## STATED EXERCISE
Print every record below exactly as written.
* BEGIN DATA RECORDS *
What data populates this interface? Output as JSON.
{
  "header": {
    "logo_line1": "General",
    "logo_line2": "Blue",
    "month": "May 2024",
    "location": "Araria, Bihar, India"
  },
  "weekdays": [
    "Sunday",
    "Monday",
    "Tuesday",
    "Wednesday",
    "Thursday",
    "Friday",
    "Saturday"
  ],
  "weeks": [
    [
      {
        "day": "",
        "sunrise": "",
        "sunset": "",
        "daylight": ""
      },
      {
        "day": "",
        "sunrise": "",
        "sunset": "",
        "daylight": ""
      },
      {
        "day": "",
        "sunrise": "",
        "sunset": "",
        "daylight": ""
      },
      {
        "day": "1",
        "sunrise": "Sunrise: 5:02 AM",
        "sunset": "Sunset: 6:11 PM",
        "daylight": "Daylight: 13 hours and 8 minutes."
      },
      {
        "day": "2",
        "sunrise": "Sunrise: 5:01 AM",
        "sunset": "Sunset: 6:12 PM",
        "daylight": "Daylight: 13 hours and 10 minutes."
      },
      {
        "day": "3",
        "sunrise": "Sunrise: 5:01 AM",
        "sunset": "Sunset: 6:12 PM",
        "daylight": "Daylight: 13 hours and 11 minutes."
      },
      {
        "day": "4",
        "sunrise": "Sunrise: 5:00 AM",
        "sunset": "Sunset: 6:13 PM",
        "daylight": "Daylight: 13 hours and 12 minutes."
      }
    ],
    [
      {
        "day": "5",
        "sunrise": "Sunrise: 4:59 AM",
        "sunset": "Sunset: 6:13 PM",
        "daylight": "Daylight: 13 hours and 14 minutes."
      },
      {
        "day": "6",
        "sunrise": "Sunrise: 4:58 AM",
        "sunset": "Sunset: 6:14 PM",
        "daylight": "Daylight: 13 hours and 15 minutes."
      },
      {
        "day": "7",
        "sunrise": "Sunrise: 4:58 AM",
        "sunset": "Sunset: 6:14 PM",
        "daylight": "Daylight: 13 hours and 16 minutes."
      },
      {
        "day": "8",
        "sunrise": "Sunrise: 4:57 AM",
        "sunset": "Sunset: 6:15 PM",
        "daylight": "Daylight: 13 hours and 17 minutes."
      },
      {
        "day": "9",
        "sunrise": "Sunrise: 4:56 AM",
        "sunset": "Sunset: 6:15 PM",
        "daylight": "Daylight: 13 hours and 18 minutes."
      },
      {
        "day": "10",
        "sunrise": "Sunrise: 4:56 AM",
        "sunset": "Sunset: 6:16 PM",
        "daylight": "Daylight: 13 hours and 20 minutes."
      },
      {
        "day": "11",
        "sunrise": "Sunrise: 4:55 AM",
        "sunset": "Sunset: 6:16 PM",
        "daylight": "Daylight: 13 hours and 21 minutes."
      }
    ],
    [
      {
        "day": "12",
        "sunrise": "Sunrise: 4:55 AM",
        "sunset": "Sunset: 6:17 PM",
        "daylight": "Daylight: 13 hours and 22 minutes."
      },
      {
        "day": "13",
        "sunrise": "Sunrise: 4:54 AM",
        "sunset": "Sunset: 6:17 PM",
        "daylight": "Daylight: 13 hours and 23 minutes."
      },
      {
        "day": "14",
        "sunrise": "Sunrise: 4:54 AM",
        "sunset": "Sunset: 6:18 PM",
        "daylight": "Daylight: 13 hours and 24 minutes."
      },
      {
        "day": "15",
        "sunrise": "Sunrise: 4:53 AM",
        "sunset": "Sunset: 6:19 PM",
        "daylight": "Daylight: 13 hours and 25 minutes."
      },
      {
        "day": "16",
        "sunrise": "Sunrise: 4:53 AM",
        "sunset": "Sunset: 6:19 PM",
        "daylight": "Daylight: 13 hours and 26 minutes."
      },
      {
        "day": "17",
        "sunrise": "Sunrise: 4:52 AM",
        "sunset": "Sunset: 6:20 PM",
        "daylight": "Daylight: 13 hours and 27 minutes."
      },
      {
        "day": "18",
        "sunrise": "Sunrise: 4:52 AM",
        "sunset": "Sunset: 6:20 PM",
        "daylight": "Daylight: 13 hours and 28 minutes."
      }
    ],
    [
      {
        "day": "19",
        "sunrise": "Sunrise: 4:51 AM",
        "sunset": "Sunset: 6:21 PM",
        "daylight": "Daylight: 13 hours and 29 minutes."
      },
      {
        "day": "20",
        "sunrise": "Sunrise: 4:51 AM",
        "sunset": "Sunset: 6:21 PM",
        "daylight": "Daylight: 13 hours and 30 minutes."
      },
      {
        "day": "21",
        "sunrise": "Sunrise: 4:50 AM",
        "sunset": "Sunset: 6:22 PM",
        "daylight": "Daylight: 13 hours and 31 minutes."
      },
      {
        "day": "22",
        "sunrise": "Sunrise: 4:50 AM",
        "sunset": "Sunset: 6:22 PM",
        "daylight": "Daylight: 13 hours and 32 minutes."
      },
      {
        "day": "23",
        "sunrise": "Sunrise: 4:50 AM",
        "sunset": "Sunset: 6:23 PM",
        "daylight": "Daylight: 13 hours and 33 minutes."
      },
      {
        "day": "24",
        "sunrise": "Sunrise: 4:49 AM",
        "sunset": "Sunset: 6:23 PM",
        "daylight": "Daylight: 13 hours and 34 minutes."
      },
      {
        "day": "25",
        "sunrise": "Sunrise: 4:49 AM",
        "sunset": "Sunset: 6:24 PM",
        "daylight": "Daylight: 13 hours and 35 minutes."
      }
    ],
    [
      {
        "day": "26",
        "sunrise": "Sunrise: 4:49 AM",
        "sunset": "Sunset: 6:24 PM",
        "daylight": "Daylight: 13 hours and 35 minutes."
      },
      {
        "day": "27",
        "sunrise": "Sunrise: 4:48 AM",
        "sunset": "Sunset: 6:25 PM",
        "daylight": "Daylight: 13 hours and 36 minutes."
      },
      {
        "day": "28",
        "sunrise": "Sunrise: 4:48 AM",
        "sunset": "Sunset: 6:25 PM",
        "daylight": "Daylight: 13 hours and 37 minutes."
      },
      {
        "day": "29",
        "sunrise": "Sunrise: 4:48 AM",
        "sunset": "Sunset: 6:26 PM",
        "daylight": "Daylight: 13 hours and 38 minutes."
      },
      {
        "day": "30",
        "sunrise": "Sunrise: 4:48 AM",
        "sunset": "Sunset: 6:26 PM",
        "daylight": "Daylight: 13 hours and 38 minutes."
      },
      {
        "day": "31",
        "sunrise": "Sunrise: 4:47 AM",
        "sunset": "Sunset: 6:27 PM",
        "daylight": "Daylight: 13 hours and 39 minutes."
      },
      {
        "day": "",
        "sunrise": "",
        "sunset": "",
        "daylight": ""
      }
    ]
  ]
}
* END DATA RECORDS *
## RESULT FOR THIS TASK
What data populates this interface? Output as JSON.
{
  "header": {
    "logo_line1": "General",
    "logo_line2": "Blue",
    "month": "May 2024",
    "location": "Araria, Bihar, India"
  },
  "weekdays": [
    "Sunday",
    "Monday",
    "Tuesday",
    "Wednesday",
    "Thursday",
    "Friday",
    "Saturday"
  ],
  "weeks": [
    [
      {
        "day": "",
        "sunrise": "",
        "sunset": "",
        "daylight": ""
      },
      {
        "day": "",
        "sunrise": "",
        "sunset": "",
        "daylight": ""
      },
      {
        "day": "",
        "sunrise": "",
        "sunset": "",
        "daylight": ""
      },
      {
        "day": "1",
        "sunrise": "Sunrise: 5:02 AM",
        "sunset": "Sunset: 6:11 PM",
        "daylight": "Daylight: 13 hours and 8 minutes."
      },
      {
        "day": "2",
        "sunrise": "Sunrise: 5:01 AM",
        "sunset": "Sunset: 6:12 PM",
        "daylight": "Daylight: 13 hours and 10 minutes."
      },
      {
        "day": "3",
        "sunrise": "Sunrise: 5:01 AM",
        "sunset": "Sunset: 6:12 PM",
        "daylight": "Daylight: 13 hours and 11 minutes."
      },
      {
        "day": "4",
        "sunrise": "Sunrise: 5:00 AM",
        "sunset": "Sunset: 6:13 PM",
        "daylight": "Daylight: 13 hours and 12 minutes."
      }
    ],
    [
      {
        "day": "5",
        "sunrise": "Sunrise: 4:59 AM",
        "sunset": "Sunset: 6:13 PM",
        "daylight": "Daylight: 13 hours and 14 minutes."
      },
      {
        "day": "6",
        "sunrise": "Sunrise: 4:58 AM",
        "sunset": "Sunset: 6:14 PM",
        "daylight": "Daylight: 13 hours and 15 minutes."
      },
      {
        "day": "7",
        "sunrise": "Sunrise: 4:58 AM",
        "sunset": "Sunset: 6:14 PM",
        "daylight": "Daylight: 13 hours and 16 minutes."
      },
      {
        "day": "8",
        "sunrise": "Sunrise: 4:57 AM",
        "sunset": "Sunset: 6:15 PM",
        "daylight": "Daylight: 13 hours and 17 minutes."
      },
      {
        "day": "9",
        "sunrise": "Sunrise: 4:56 AM",
        "sunset": "Sunset: 6:15 PM",
        "daylight": "Daylight: 13 hours and 18 minutes."
      },
      {
        "day": "10",
        "sunrise": "Sunrise: 4:56 AM",
        "sunset": "Sunset: 6:16 PM",
        "daylight": "Daylight: 13 hours and 20 minutes."
      },
      {
        "day": "11",
        "sunrise": "Sunrise: 4:55 AM",
        "sunset": "Sunset: 6:16 PM",
        "daylight": "Daylight: 13 hours and 21 minutes."
      }
    ],
    [
      {
        "day": "12",
        "sunrise": "Sunrise: 4:55 AM",
        "sunset": "Sunset: 6:17 PM",
        "daylight": "Daylight: 13 hours and 22 minutes."
      },
      {
        "day": "13",
        "sunrise": "Sunrise: 4:54 AM",
        "sunset": "Sunset: 6:17 PM",
        "daylight": "Daylight: 13 hours and 23 minutes."
      },
      {
        "day": "14",
        "sunrise": "Sunrise: 4:54 AM",
        "sunset": "Sunset: 6:18 PM",
        "daylight": "Daylight: 13 hours and 24 minutes."
      },
      {
        "day": "15",
        "sunrise": "Sunrise: 4:53 AM",
        "sunset": "Sunset: 6:19 PM",
        "daylight": "Daylight: 13 hours and 25 minutes."
      },
      {
        "day": "16",
        "sunrise": "Sunrise: 4:53 AM",
        "sunset": "Sunset: 6:19 PM",
        "daylight": "Daylight: 13 hours and 26 minutes."
      },
      {
        "day": "17",
        "sunrise": "Sunrise: 4:52 AM",
        "sunset": "Sunset: 6:20 PM",
        "daylight": "Daylight: 13 hours and 27 minutes."
      },
      {
        "day": "18",
        "sunrise": "Sunrise: 4:52 AM",
        "sunset": "Sunset: 6:20 PM",
        "daylight": "Daylight: 13 hours and 28 minutes."
      }
    ],
    [
      {
        "day": "19",
        "sunrise": "Sunrise: 4:51 AM",
        "sunset": "Sunset: 6:21 PM",
        "daylight": "Daylight: 13 hours and 29 minutes."
      },
      {
        "day": "20",
        "sunrise": "Sunrise: 4:51 AM",
        "sunset": "Sunset: 6:21 PM",
        "daylight": "Daylight: 13 hours and 30 minutes."
      },
      {
        "day": "21",
        "sunrise": "Sunrise: 4:50 AM",
        "sunset": "Sunset: 6:22 PM",
        "daylight": "Daylight: 13 hours and 31 minutes."
      },
      {
        "day": "22",
        "sunrise": "Sunrise: 4:50 AM",
        "sunset": "Sunset: 6:22 PM",
        "daylight": "Daylight: 13 hours and 32 minutes."
      },
      {
        "day": "23",
        "sunrise": "Sunrise: 4:50 AM",
        "sunset": "Sunset: 6:23 PM",
        "daylight": "Daylight: 13 hours and 33 minutes."
      },
      {
        "day": "24",
        "sunrise": "Sunrise: 4:49 AM",
        "sunset": "Sunset: 6:23 PM",
        "daylight": "Daylight: 13 hours and 34 minutes."
      },
      {
        "day": "25",
        "sunrise": "Sunrise: 4:49 AM",
        "sunset": "Sunset: 6:24 PM",
        "daylight": "Daylight: 13 hours and 35 minutes."
      }
    ],
    [
      {
        "day": "26",
        "sunrise": "Sunrise: 4:49 AM",
        "sunset": "Sunset: 6:24 PM",
        "daylight": "Daylight: 13 hours and 35 minutes."
      },
      {
        "day": "27",
        "sunrise": "Sunrise: 4:48 AM",
        "sunset": "Sunset: 6:25 PM",
        "daylight": "Daylight: 13 hours and 36 minutes."
      },
      {
        "day": "28",
        "sunrise": "Sunrise: 4:48 AM",
        "sunset": "Sunset: 6:25 PM",
        "daylight": "Daylight: 13 hours and 37 minutes."
      },
      {
        "day": "29",
        "sunrise": "Sunrise: 4:48 AM",
        "sunset": "Sunset: 6:26 PM",
        "daylight": "Daylight: 13 hours and 38 minutes."
      },
      {
        "day": "30",
        "sunrise": "Sunrise: 4:48 AM",
        "sunset": "Sunset: 6:26 PM",
        "daylight": "Daylight: 13 hours and 38 minutes."
      },
      {
        "day": "31",
        "sunrise": "Sunrise: 4:47 AM",
        "sunset": "Sunset: 6:27 PM",
        "daylight": "Daylight: 13 hours and 39 minutes."
      },
      {
        "day": "",
        "sunrise": "",
        "sunset": "",
        "daylight": ""
      }
    ]
  ]
}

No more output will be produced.